Print every entry word for word, but omit the pictures.

Saved data entries:
____________

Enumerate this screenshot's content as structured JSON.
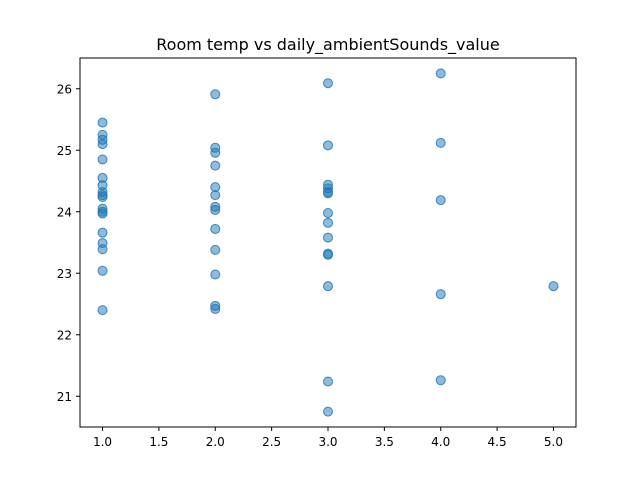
{
  "chart_data": {
    "type": "scatter",
    "title": "Room temp vs daily_ambientSounds_value",
    "xlabel": "",
    "ylabel": "",
    "xlim": [
      0.8,
      5.2
    ],
    "ylim": [
      20.5,
      26.5
    ],
    "xticks": [
      1.0,
      1.5,
      2.0,
      2.5,
      3.0,
      3.5,
      4.0,
      4.5,
      5.0
    ],
    "xtick_labels": [
      "1.0",
      "1.5",
      "2.0",
      "2.5",
      "3.0",
      "3.5",
      "4.0",
      "4.5",
      "5.0"
    ],
    "yticks": [
      21,
      22,
      23,
      24,
      25,
      26
    ],
    "ytick_labels": [
      "21",
      "22",
      "23",
      "24",
      "25",
      "26"
    ],
    "grid": false,
    "point_color": "#1f77b4",
    "point_alpha": 0.5,
    "points": [
      {
        "x": 1,
        "y": 25.45
      },
      {
        "x": 1,
        "y": 25.25
      },
      {
        "x": 1,
        "y": 25.17
      },
      {
        "x": 1,
        "y": 25.1
      },
      {
        "x": 1,
        "y": 24.85
      },
      {
        "x": 1,
        "y": 24.55
      },
      {
        "x": 1,
        "y": 24.43
      },
      {
        "x": 1,
        "y": 24.32
      },
      {
        "x": 1,
        "y": 24.27
      },
      {
        "x": 1,
        "y": 24.24
      },
      {
        "x": 1,
        "y": 24.05
      },
      {
        "x": 1,
        "y": 24.0
      },
      {
        "x": 1,
        "y": 23.97
      },
      {
        "x": 1,
        "y": 23.66
      },
      {
        "x": 1,
        "y": 23.49
      },
      {
        "x": 1,
        "y": 23.39
      },
      {
        "x": 1,
        "y": 23.04
      },
      {
        "x": 1,
        "y": 22.4
      },
      {
        "x": 2,
        "y": 25.91
      },
      {
        "x": 2,
        "y": 25.04
      },
      {
        "x": 2,
        "y": 24.96
      },
      {
        "x": 2,
        "y": 24.75
      },
      {
        "x": 2,
        "y": 24.4
      },
      {
        "x": 2,
        "y": 24.27
      },
      {
        "x": 2,
        "y": 24.08
      },
      {
        "x": 2,
        "y": 24.03
      },
      {
        "x": 2,
        "y": 23.72
      },
      {
        "x": 2,
        "y": 23.38
      },
      {
        "x": 2,
        "y": 22.98
      },
      {
        "x": 2,
        "y": 22.47
      },
      {
        "x": 2,
        "y": 22.42
      },
      {
        "x": 3,
        "y": 26.09
      },
      {
        "x": 3,
        "y": 25.08
      },
      {
        "x": 3,
        "y": 24.44
      },
      {
        "x": 3,
        "y": 24.38
      },
      {
        "x": 3,
        "y": 24.32
      },
      {
        "x": 3,
        "y": 24.3
      },
      {
        "x": 3,
        "y": 23.98
      },
      {
        "x": 3,
        "y": 23.82
      },
      {
        "x": 3,
        "y": 23.58
      },
      {
        "x": 3,
        "y": 23.32
      },
      {
        "x": 3,
        "y": 23.3
      },
      {
        "x": 3,
        "y": 22.79
      },
      {
        "x": 3,
        "y": 21.24
      },
      {
        "x": 3,
        "y": 20.75
      },
      {
        "x": 4,
        "y": 26.25
      },
      {
        "x": 4,
        "y": 25.12
      },
      {
        "x": 4,
        "y": 24.19
      },
      {
        "x": 4,
        "y": 22.66
      },
      {
        "x": 4,
        "y": 21.26
      },
      {
        "x": 5,
        "y": 22.79
      }
    ]
  }
}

____________

RESPONSE TO THIS TASK
Enumerate this screenshot's content as structured JSON.
{
  "chart_data": {
    "type": "scatter",
    "title": "Room temp vs daily_ambientSounds_value",
    "xlabel": "",
    "ylabel": "",
    "xlim": [
      0.8,
      5.2
    ],
    "ylim": [
      20.5,
      26.5
    ],
    "xticks": [
      1.0,
      1.5,
      2.0,
      2.5,
      3.0,
      3.5,
      4.0,
      4.5,
      5.0
    ],
    "xtick_labels": [
      "1.0",
      "1.5",
      "2.0",
      "2.5",
      "3.0",
      "3.5",
      "4.0",
      "4.5",
      "5.0"
    ],
    "yticks": [
      21,
      22,
      23,
      24,
      25,
      26
    ],
    "ytick_labels": [
      "21",
      "22",
      "23",
      "24",
      "25",
      "26"
    ],
    "grid": false,
    "point_color": "#1f77b4",
    "point_alpha": 0.5,
    "points": [
      {
        "x": 1,
        "y": 25.45
      },
      {
        "x": 1,
        "y": 25.25
      },
      {
        "x": 1,
        "y": 25.17
      },
      {
        "x": 1,
        "y": 25.1
      },
      {
        "x": 1,
        "y": 24.85
      },
      {
        "x": 1,
        "y": 24.55
      },
      {
        "x": 1,
        "y": 24.43
      },
      {
        "x": 1,
        "y": 24.32
      },
      {
        "x": 1,
        "y": 24.27
      },
      {
        "x": 1,
        "y": 24.24
      },
      {
        "x": 1,
        "y": 24.05
      },
      {
        "x": 1,
        "y": 24.0
      },
      {
        "x": 1,
        "y": 23.97
      },
      {
        "x": 1,
        "y": 23.66
      },
      {
        "x": 1,
        "y": 23.49
      },
      {
        "x": 1,
        "y": 23.39
      },
      {
        "x": 1,
        "y": 23.04
      },
      {
        "x": 1,
        "y": 22.4
      },
      {
        "x": 2,
        "y": 25.91
      },
      {
        "x": 2,
        "y": 25.04
      },
      {
        "x": 2,
        "y": 24.96
      },
      {
        "x": 2,
        "y": 24.75
      },
      {
        "x": 2,
        "y": 24.4
      },
      {
        "x": 2,
        "y": 24.27
      },
      {
        "x": 2,
        "y": 24.08
      },
      {
        "x": 2,
        "y": 24.03
      },
      {
        "x": 2,
        "y": 23.72
      },
      {
        "x": 2,
        "y": 23.38
      },
      {
        "x": 2,
        "y": 22.98
      },
      {
        "x": 2,
        "y": 22.47
      },
      {
        "x": 2,
        "y": 22.42
      },
      {
        "x": 3,
        "y": 26.09
      },
      {
        "x": 3,
        "y": 25.08
      },
      {
        "x": 3,
        "y": 24.44
      },
      {
        "x": 3,
        "y": 24.38
      },
      {
        "x": 3,
        "y": 24.32
      },
      {
        "x": 3,
        "y": 24.3
      },
      {
        "x": 3,
        "y": 23.98
      },
      {
        "x": 3,
        "y": 23.82
      },
      {
        "x": 3,
        "y": 23.58
      },
      {
        "x": 3,
        "y": 23.32
      },
      {
        "x": 3,
        "y": 23.3
      },
      {
        "x": 3,
        "y": 22.79
      },
      {
        "x": 3,
        "y": 21.24
      },
      {
        "x": 3,
        "y": 20.75
      },
      {
        "x": 4,
        "y": 26.25
      },
      {
        "x": 4,
        "y": 25.12
      },
      {
        "x": 4,
        "y": 24.19
      },
      {
        "x": 4,
        "y": 22.66
      },
      {
        "x": 4,
        "y": 21.26
      },
      {
        "x": 5,
        "y": 22.79
      }
    ]
  }
}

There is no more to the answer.